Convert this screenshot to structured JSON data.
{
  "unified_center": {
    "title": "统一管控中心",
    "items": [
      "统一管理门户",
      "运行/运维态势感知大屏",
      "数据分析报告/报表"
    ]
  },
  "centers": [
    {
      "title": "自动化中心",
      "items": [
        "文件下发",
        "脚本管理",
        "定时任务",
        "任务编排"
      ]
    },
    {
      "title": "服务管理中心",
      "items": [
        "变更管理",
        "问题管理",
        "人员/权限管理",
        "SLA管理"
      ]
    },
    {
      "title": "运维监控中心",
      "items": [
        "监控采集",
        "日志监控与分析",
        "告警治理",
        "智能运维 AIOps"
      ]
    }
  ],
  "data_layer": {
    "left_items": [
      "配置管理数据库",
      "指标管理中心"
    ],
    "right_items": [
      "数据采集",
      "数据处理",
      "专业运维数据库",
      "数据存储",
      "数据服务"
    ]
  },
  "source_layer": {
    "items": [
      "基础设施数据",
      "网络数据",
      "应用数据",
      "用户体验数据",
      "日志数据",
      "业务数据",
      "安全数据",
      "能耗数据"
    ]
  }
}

> _THE EXERCISE_
Leave out every line without the string "title" and copy the rest.

> _EXERCISE ANSWER_
    "title": "统一管控中心",
      "title": "自动化中心",
      "title": "服务管理中心",
      "title": "运维监控中心",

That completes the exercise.